(Data entries)
"""

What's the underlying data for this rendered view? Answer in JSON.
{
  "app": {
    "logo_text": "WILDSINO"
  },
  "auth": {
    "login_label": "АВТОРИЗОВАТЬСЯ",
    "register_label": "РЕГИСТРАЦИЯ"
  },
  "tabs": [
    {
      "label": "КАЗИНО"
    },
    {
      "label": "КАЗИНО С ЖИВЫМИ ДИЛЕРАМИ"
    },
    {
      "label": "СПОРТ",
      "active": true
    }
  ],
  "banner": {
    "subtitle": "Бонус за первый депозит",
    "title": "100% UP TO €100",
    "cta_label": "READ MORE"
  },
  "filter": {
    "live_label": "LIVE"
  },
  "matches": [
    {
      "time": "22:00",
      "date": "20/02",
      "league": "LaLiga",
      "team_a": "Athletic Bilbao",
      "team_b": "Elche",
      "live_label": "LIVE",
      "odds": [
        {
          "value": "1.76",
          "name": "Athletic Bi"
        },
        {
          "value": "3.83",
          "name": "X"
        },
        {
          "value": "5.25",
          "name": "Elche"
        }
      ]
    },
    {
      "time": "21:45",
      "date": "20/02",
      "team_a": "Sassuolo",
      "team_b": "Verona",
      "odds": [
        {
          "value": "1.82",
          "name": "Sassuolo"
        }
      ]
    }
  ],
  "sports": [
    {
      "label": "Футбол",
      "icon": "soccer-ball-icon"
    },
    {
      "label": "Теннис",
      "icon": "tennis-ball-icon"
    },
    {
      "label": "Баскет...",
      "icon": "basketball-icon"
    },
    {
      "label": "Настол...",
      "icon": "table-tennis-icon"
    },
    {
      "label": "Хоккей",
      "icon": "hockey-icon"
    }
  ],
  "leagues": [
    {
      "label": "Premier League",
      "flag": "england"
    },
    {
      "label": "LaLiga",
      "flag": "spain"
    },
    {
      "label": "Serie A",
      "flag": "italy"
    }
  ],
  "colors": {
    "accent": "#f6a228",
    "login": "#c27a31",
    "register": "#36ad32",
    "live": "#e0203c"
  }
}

"""

(Set task)
Exactly as shown, repeat every record.

(Solution)
What's the underlying data for this rendered view? Answer in JSON.
{
  "app": {
    "logo_text": "WILDSINO"
  },
  "auth": {
    "login_label": "АВТОРИЗОВАТЬСЯ",
    "register_label": "РЕГИСТРАЦИЯ"
  },
  "tabs": [
    {
      "label": "КАЗИНО"
    },
    {
      "label": "КАЗИНО С ЖИВЫМИ ДИЛЕРАМИ"
    },
    {
      "label": "СПОРТ",
      "active": true
    }
  ],
  "banner": {
    "subtitle": "Бонус за первый депозит",
    "title": "100% UP TO €100",
    "cta_label": "READ MORE"
  },
  "filter": {
    "live_label": "LIVE"
  },
  "matches": [
    {
      "time": "22:00",
      "date": "20/02",
      "league": "LaLiga",
      "team_a": "Athletic Bilbao",
      "team_b": "Elche",
      "live_label": "LIVE",
      "odds": [
        {
          "value": "1.76",
          "name": "Athletic Bi"
        },
        {
          "value": "3.83",
          "name": "X"
        },
        {
          "value": "5.25",
          "name": "Elche"
        }
      ]
    },
    {
      "time": "21:45",
      "date": "20/02",
      "team_a": "Sassuolo",
      "team_b": "Verona",
      "odds": [
        {
          "value": "1.82",
          "name": "Sassuolo"
        }
      ]
    }
  ],
  "sports": [
    {
      "label": "Футбол",
      "icon": "soccer-ball-icon"
    },
    {
      "label": "Теннис",
      "icon": "tennis-ball-icon"
    },
    {
      "label": "Баскет...",
      "icon": "basketball-icon"
    },
    {
      "label": "Настол...",
      "icon": "table-tennis-icon"
    },
    {
      "label": "Хоккей",
      "icon": "hockey-icon"
    }
  ],
  "leagues": [
    {
      "label": "Premier League",
      "flag": "england"
    },
    {
      "label": "LaLiga",
      "flag": "spain"
    },
    {
      "label": "Serie A",
      "flag": "italy"
    }
  ],
  "colors": {
    "accent": "#f6a228",
    "login": "#c27a31",
    "register": "#36ad32",
    "live": "#e0203c"
  }
}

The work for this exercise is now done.